• [Aim of the task]: Transcribe all of the material exactly. Any picture in it should be left out.

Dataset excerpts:
★ ★ ★
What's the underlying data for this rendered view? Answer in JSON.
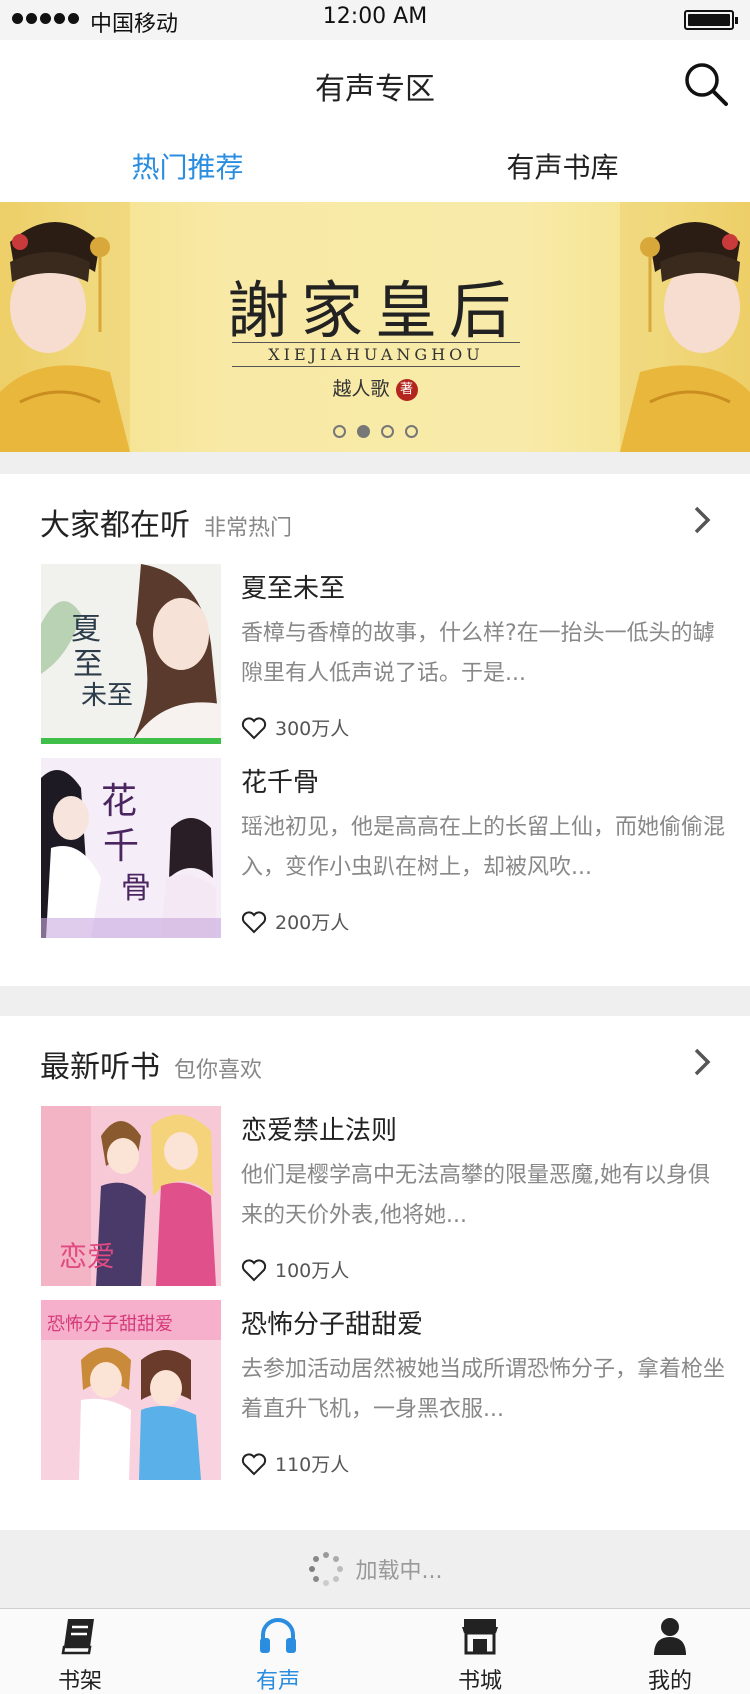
{
  "status_bar": {
    "carrier": "中国移动",
    "time": "12:00 AM"
  },
  "header": {
    "title": "有声专区"
  },
  "tabs": [
    {
      "label": "热门推荐",
      "active": true
    },
    {
      "label": "有声书库",
      "active": false
    }
  ],
  "banner": {
    "title": "謝家皇后",
    "pinyin": "XIEJIAHUANGHOU",
    "author": "越人歌",
    "seal": "著",
    "pages": 4,
    "active_page": 2
  },
  "sections": [
    {
      "title": "大家都在听",
      "subtitle": "非常热门",
      "books": [
        {
          "title": "夏至未至",
          "desc": "香樟与香樟的故事，什么样?在一抬头一低头的罅隙里有人低声说了话。于是...",
          "likes": "300万人",
          "cover_text": "夏至未至"
        },
        {
          "title": "花千骨",
          "desc": "瑶池初见，他是高高在上的长留上仙，而她偷偷混入，变作小虫趴在树上，却被风吹...",
          "likes": "200万人",
          "cover_text": "花千骨"
        }
      ]
    },
    {
      "title": "最新听书",
      "subtitle": "包你喜欢",
      "books": [
        {
          "title": "恋爱禁止法则",
          "desc": "他们是樱学高中无法高攀的限量恶魔,她有以身俱来的天价外表,他将她...",
          "likes": "100万人",
          "cover_text": "恋爱"
        },
        {
          "title": "恐怖分子甜甜爱",
          "desc": "去参加活动居然被她当成所谓恐怖分子，拿着枪坐着直升飞机，一身黑衣服...",
          "likes": "110万人",
          "cover_text": "恐怖分子甜甜爱"
        }
      ]
    }
  ],
  "loading_text": "加载中...",
  "bottom_nav": [
    {
      "label": "书架",
      "icon": "book-icon",
      "active": false
    },
    {
      "label": "有声",
      "icon": "headphones-icon",
      "active": true
    },
    {
      "label": "书城",
      "icon": "store-icon",
      "active": false
    },
    {
      "label": "我的",
      "icon": "person-icon",
      "active": false
    }
  ],
  "colors": {
    "accent": "#2a8de0",
    "banner_bg": "#f8eaa8",
    "gray_text": "#888888",
    "gap": "#efefef"
  }
}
★ ★ ★
• [Response to this exercise]:
What's the underlying data for this rendered view? Answer in JSON.
{
  "status_bar": {
    "carrier": "中国移动",
    "time": "12:00 AM"
  },
  "header": {
    "title": "有声专区"
  },
  "tabs": [
    {
      "label": "热门推荐",
      "active": true
    },
    {
      "label": "有声书库",
      "active": false
    }
  ],
  "banner": {
    "title": "謝家皇后",
    "pinyin": "XIEJIAHUANGHOU",
    "author": "越人歌",
    "seal": "著",
    "pages": 4,
    "active_page": 2
  },
  "sections": [
    {
      "title": "大家都在听",
      "subtitle": "非常热门",
      "books": [
        {
          "title": "夏至未至",
          "desc": "香樟与香樟的故事，什么样?在一抬头一低头的罅隙里有人低声说了话。于是...",
          "likes": "300万人",
          "cover_text": "夏至未至"
        },
        {
          "title": "花千骨",
          "desc": "瑶池初见，他是高高在上的长留上仙，而她偷偷混入，变作小虫趴在树上，却被风吹...",
          "likes": "200万人",
          "cover_text": "花千骨"
        }
      ]
    },
    {
      "title": "最新听书",
      "subtitle": "包你喜欢",
      "books": [
        {
          "title": "恋爱禁止法则",
          "desc": "他们是樱学高中无法高攀的限量恶魔,她有以身俱来的天价外表,他将她...",
          "likes": "100万人",
          "cover_text": "恋爱"
        },
        {
          "title": "恐怖分子甜甜爱",
          "desc": "去参加活动居然被她当成所谓恐怖分子，拿着枪坐着直升飞机，一身黑衣服...",
          "likes": "110万人",
          "cover_text": "恐怖分子甜甜爱"
        }
      ]
    }
  ],
  "loading_text": "加载中...",
  "bottom_nav": [
    {
      "label": "书架",
      "icon": "book-icon",
      "active": false
    },
    {
      "label": "有声",
      "icon": "headphones-icon",
      "active": true
    },
    {
      "label": "书城",
      "icon": "store-icon",
      "active": false
    },
    {
      "label": "我的",
      "icon": "person-icon",
      "active": false
    }
  ],
  "colors": {
    "accent": "#2a8de0",
    "banner_bg": "#f8eaa8",
    "gray_text": "#888888",
    "gap": "#efefef"
  }
}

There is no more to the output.